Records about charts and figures
— begin —

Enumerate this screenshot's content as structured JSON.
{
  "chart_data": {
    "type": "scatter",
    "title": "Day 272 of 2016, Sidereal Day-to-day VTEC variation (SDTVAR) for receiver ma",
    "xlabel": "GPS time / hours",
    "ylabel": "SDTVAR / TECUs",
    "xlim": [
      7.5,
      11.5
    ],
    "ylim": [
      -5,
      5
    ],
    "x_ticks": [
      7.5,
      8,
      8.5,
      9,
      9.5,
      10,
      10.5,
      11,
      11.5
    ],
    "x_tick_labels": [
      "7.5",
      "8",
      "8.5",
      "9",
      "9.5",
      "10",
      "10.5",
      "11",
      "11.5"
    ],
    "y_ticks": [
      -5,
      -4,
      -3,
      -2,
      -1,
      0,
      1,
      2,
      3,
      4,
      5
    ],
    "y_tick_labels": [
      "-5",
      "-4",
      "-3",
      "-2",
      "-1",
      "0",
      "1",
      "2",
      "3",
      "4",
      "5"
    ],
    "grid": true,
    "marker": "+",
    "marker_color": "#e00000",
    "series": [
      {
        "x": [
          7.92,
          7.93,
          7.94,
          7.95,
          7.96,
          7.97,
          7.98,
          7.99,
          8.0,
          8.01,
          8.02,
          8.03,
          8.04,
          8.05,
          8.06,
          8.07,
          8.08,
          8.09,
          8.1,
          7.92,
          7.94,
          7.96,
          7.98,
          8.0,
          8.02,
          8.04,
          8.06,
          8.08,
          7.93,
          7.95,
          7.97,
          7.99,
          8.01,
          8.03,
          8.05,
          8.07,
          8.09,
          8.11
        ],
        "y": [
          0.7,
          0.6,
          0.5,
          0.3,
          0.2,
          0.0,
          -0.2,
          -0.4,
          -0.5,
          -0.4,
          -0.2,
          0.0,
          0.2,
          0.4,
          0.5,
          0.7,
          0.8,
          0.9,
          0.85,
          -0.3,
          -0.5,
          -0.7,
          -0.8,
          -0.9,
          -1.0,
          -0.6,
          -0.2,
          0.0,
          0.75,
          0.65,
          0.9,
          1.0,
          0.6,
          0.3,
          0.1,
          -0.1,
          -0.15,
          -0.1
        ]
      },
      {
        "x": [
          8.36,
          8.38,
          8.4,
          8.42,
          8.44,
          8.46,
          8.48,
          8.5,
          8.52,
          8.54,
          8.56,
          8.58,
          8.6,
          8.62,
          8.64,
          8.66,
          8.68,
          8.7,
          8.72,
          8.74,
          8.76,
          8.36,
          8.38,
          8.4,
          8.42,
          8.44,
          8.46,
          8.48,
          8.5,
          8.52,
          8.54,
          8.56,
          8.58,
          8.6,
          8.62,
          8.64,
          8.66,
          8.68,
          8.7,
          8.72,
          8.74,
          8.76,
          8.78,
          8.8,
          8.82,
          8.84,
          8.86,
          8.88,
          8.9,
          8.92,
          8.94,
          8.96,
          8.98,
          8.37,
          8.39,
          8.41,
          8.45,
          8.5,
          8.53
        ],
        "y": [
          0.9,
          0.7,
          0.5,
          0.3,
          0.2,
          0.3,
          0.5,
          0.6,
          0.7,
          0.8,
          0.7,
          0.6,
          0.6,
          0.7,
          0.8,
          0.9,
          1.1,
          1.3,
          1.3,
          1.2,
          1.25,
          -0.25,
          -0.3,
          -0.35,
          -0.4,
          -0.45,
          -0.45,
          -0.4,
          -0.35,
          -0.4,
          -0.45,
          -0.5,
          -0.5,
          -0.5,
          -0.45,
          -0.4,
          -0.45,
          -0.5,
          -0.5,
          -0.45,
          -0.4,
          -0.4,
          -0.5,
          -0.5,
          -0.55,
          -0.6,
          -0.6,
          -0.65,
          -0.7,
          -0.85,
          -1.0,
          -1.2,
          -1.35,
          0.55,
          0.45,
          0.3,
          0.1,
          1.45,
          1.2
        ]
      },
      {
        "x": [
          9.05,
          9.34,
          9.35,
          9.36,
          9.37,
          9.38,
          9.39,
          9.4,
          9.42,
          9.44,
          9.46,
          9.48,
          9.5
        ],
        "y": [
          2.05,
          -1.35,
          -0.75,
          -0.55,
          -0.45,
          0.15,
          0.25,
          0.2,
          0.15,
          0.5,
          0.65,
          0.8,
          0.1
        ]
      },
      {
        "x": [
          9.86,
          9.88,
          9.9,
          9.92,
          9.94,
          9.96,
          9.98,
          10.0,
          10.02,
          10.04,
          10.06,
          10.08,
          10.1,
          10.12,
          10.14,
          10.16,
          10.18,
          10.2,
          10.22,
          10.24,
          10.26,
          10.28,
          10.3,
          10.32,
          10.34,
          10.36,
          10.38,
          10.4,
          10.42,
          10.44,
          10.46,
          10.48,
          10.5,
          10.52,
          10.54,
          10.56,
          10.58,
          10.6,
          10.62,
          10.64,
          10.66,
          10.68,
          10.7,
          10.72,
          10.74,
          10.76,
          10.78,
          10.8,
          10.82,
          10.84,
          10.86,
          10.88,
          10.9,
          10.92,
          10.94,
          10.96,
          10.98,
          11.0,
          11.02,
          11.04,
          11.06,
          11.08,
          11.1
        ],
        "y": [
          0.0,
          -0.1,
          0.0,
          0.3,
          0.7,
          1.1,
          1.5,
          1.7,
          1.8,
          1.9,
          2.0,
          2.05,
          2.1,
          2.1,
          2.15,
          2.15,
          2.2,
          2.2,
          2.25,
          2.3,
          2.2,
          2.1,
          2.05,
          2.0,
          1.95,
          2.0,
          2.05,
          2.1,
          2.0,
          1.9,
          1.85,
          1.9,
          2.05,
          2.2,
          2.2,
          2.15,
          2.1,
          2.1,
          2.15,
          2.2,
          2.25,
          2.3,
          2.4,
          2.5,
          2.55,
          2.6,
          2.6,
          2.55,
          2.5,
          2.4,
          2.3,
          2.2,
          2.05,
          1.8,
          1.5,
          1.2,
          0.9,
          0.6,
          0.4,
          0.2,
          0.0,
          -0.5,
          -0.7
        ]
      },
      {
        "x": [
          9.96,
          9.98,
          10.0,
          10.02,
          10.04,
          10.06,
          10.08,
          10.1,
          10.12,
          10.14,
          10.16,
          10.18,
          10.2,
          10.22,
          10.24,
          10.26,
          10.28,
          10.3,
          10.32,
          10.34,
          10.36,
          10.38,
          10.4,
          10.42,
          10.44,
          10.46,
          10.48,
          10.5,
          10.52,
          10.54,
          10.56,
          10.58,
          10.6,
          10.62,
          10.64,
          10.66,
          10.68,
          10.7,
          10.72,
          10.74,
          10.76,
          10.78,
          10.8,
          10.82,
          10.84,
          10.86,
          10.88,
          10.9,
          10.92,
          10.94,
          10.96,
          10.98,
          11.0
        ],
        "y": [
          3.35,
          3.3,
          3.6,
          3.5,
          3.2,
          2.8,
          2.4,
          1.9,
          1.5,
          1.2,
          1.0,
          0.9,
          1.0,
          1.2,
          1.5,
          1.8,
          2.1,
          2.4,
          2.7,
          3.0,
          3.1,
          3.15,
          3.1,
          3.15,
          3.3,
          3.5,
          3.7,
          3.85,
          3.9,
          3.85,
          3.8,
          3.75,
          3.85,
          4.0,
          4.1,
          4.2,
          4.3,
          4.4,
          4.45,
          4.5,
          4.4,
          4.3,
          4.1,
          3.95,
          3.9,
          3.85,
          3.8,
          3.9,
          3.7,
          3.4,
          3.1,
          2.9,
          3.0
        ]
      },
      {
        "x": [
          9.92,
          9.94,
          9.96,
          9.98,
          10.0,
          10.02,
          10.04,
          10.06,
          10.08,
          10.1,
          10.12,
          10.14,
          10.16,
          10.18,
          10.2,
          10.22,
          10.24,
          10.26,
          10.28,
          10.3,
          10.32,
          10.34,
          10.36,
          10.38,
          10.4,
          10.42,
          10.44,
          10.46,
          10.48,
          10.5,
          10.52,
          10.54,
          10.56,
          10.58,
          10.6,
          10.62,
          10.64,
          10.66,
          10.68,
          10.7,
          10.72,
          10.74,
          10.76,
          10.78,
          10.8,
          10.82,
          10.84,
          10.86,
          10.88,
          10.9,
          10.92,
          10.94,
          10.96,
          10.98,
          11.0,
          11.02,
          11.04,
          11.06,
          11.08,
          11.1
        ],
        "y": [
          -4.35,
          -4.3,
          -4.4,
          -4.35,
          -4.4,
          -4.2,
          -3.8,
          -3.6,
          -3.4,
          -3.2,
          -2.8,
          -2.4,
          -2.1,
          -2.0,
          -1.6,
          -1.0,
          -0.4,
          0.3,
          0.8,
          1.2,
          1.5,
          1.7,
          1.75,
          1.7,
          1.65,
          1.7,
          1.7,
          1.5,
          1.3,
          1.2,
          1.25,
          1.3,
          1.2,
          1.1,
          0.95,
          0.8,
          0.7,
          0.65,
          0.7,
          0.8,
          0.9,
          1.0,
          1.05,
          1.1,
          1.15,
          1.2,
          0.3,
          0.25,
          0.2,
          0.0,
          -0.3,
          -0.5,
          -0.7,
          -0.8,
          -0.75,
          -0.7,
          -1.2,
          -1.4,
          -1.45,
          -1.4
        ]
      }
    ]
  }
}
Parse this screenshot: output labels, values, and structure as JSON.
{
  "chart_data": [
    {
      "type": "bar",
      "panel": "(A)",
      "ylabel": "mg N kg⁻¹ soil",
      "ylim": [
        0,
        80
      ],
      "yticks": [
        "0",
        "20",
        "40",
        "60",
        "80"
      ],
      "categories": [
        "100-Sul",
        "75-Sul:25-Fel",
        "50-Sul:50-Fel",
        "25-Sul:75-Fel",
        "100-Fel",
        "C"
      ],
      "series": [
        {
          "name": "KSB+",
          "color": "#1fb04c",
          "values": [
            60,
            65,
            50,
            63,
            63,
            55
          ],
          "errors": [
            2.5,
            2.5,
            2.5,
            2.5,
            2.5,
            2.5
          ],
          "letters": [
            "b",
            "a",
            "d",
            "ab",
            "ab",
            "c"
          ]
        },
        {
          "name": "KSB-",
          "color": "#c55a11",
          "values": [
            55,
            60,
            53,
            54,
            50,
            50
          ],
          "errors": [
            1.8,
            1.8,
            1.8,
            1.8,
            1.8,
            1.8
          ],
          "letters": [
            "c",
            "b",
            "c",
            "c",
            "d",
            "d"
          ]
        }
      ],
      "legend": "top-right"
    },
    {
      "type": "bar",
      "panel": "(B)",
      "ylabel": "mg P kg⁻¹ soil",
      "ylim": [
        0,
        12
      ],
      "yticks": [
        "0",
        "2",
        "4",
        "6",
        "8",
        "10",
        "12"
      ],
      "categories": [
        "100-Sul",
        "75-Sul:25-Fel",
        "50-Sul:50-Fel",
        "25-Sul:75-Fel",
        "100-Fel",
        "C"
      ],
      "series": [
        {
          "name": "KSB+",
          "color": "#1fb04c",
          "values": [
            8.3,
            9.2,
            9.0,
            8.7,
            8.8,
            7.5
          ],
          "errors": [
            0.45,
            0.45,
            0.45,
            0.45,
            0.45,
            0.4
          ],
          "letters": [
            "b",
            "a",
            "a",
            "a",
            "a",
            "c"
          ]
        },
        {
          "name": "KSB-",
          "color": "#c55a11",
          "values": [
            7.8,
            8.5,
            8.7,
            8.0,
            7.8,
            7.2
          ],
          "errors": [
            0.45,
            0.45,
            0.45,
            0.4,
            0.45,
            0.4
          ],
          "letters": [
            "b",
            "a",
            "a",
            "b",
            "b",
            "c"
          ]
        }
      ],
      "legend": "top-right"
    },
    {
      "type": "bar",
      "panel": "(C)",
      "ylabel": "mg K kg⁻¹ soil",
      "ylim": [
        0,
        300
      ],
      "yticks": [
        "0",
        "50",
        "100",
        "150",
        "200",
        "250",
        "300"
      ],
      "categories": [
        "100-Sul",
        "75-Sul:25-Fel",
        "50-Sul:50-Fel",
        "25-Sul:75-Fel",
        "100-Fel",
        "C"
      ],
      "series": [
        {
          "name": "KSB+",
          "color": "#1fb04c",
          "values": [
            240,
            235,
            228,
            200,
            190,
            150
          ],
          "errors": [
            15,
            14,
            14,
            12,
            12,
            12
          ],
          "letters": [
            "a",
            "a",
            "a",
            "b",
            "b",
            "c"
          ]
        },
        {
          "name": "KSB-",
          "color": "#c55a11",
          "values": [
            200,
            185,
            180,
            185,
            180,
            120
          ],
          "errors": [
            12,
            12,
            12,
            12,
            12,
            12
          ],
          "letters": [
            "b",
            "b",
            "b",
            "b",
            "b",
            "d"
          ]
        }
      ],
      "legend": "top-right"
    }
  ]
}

— end —

### Given instruction
Copy every line above in which the string "JSON" shows up.

### The response
Enumerate this screenshot's content as structured JSON.
Parse this screenshot: output labels, values, and structure as JSON.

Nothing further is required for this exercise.